↓

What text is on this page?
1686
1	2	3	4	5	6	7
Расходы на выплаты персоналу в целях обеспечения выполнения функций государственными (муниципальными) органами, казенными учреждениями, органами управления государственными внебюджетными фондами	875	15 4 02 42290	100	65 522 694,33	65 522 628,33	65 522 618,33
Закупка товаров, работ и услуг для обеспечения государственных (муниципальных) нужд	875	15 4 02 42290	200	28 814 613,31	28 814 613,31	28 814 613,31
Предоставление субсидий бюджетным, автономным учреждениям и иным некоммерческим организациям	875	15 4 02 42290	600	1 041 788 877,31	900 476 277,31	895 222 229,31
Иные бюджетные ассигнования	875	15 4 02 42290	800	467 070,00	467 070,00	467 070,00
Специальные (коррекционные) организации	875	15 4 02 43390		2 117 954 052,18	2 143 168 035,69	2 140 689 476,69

↑
↓

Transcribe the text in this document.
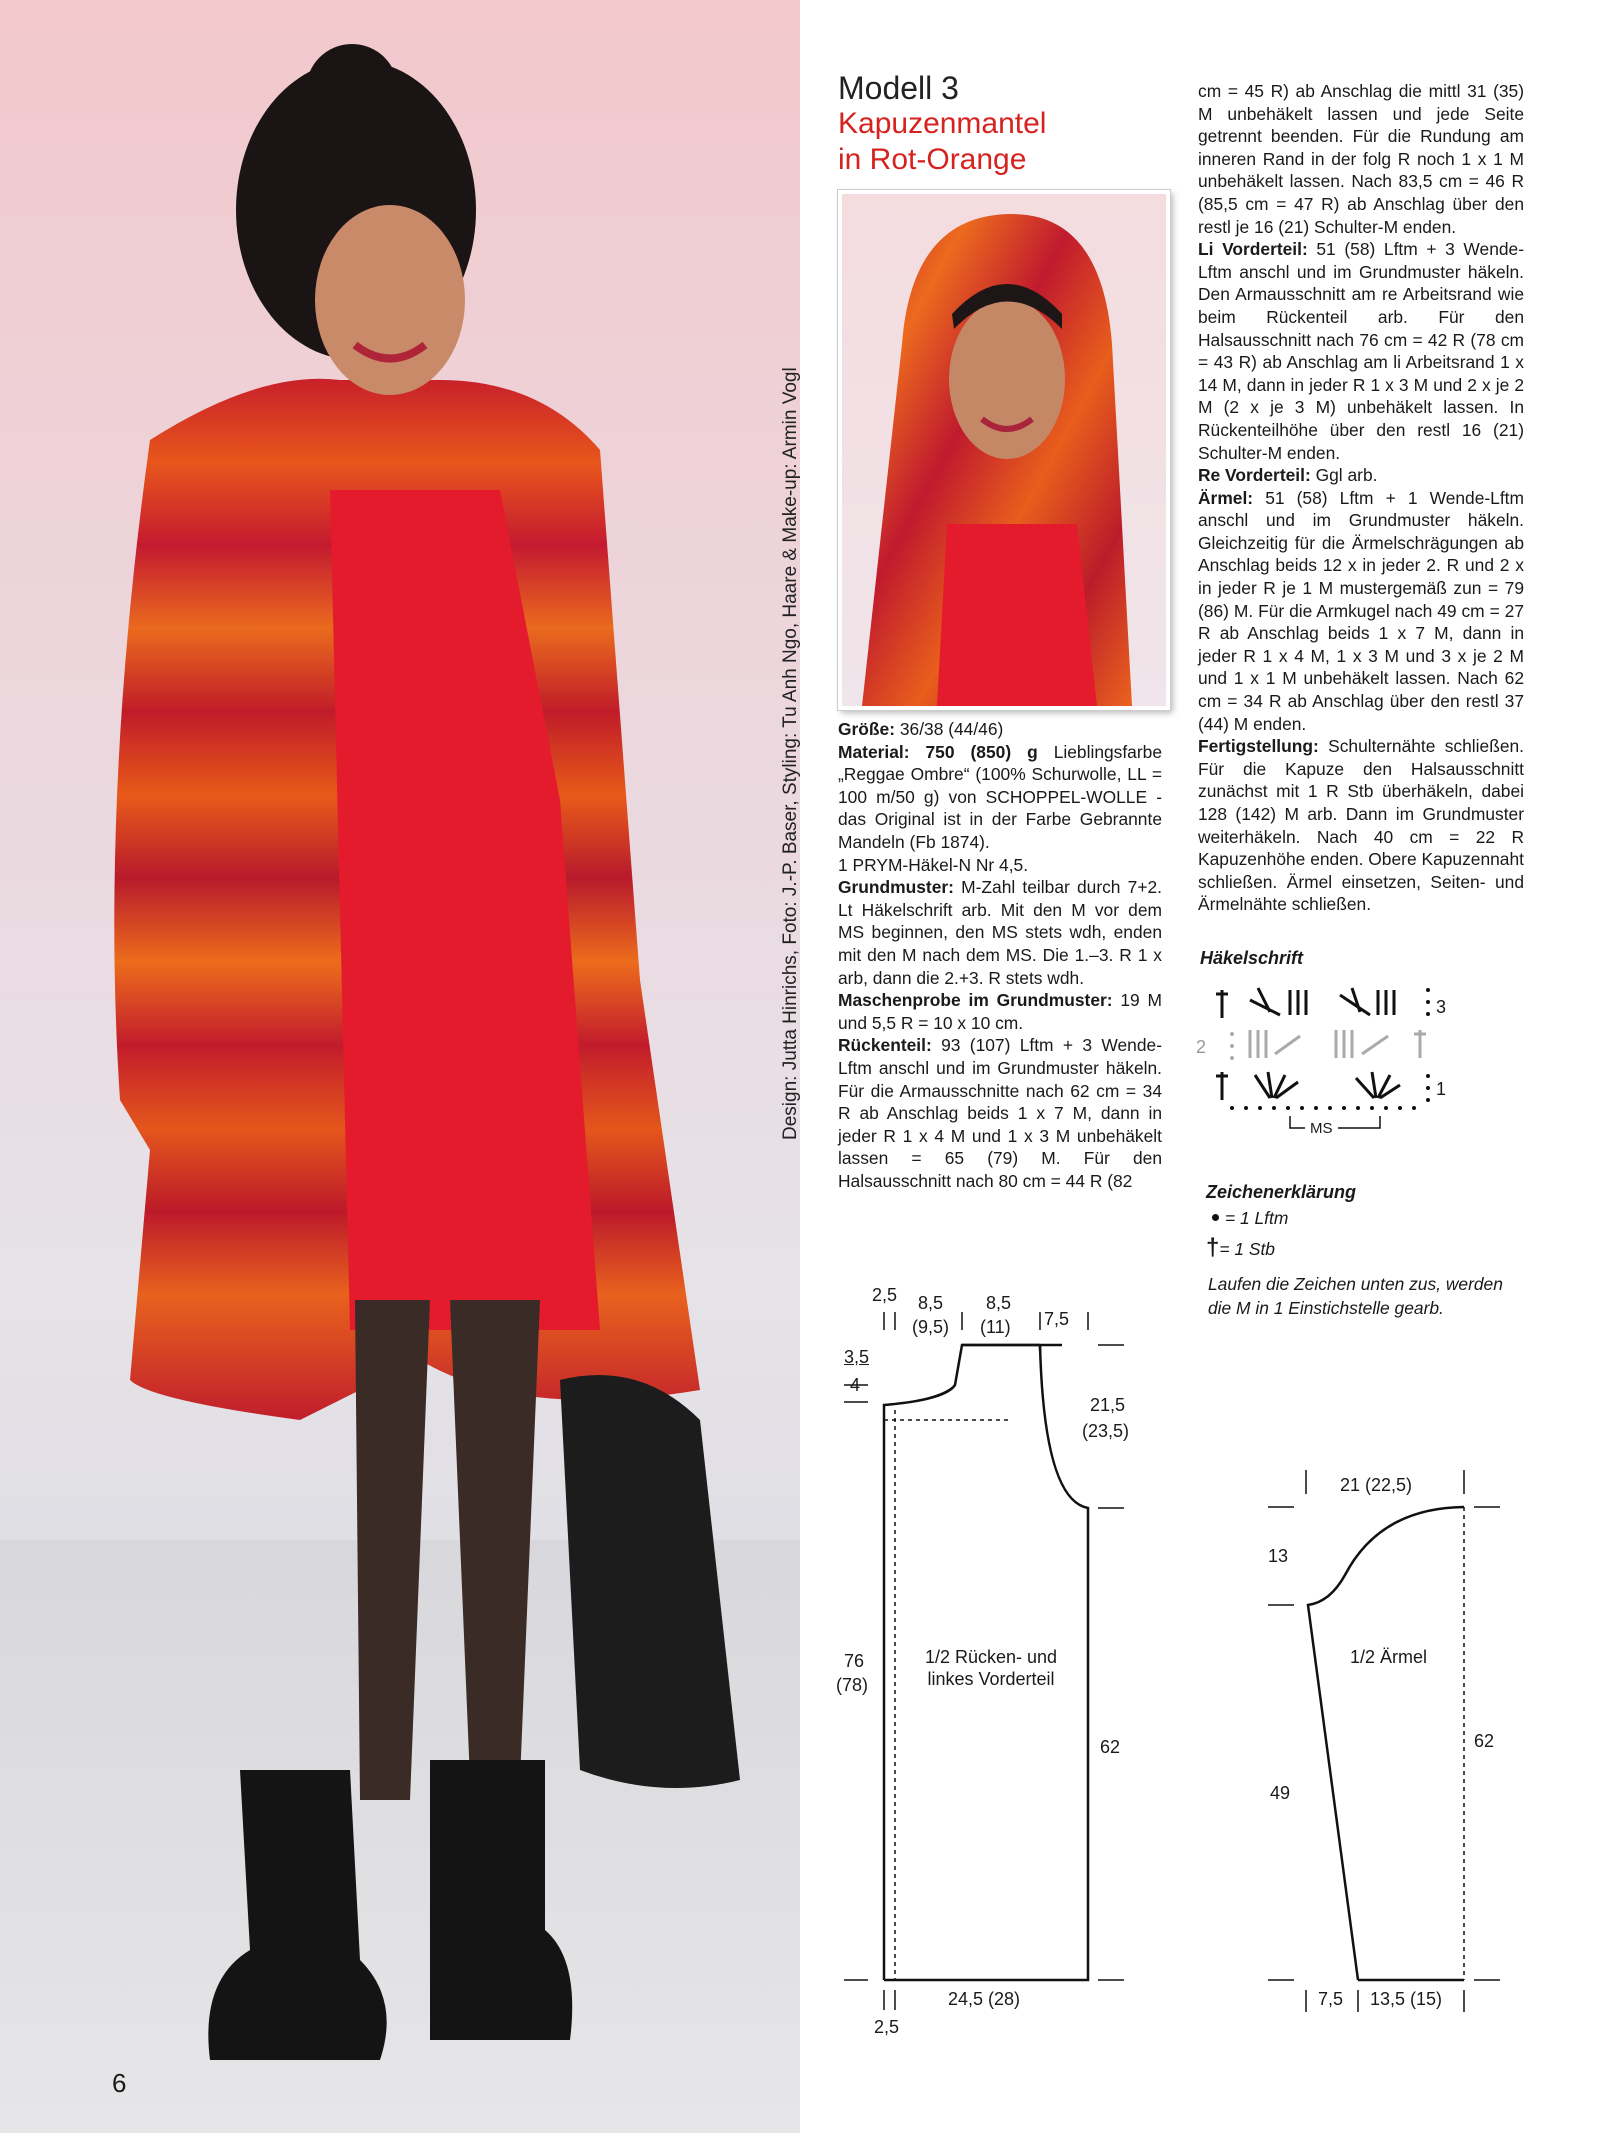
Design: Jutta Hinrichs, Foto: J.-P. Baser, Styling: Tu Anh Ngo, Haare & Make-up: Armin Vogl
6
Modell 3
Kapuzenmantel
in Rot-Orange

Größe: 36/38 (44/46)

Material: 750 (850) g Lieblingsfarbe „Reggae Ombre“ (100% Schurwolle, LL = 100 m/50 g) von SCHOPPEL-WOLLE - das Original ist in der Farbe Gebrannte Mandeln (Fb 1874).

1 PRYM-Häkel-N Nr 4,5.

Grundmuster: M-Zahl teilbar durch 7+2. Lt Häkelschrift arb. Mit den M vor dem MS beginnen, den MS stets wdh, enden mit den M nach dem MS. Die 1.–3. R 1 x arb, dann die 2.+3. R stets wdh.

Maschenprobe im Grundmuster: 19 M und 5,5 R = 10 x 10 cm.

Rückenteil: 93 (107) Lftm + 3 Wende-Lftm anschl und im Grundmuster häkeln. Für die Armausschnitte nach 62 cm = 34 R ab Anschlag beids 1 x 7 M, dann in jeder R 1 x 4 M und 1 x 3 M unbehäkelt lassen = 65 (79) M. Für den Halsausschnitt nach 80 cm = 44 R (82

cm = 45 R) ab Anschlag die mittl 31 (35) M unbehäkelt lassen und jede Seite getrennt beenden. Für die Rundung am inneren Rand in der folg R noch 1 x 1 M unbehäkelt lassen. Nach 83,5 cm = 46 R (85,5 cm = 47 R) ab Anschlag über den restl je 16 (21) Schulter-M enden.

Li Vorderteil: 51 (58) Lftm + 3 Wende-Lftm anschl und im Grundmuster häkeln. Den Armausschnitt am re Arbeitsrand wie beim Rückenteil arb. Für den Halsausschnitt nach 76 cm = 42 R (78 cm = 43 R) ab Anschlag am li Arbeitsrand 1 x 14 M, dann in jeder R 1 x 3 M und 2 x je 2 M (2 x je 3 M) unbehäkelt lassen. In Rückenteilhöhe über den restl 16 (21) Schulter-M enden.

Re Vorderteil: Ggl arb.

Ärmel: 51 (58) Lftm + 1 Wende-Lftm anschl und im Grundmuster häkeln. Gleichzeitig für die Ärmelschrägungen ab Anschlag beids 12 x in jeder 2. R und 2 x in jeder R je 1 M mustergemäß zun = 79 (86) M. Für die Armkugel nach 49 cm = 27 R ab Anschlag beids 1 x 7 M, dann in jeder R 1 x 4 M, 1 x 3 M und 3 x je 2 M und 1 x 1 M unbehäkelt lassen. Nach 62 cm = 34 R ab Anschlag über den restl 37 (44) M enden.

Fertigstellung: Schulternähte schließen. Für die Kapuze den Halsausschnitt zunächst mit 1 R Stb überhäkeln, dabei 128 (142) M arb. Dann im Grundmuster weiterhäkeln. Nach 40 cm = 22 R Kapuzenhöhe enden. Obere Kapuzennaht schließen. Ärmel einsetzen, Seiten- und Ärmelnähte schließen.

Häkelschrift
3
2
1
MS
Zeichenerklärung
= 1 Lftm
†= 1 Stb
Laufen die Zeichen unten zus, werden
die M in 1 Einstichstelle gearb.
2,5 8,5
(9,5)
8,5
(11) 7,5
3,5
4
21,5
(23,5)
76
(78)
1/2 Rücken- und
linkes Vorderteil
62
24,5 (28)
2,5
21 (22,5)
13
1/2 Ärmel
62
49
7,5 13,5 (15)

↑

- **What you are asked to do**: Work out how many lines of the data above hold the word "Halsausschnitt", and write only the count.

- **Answer to the problem**: 3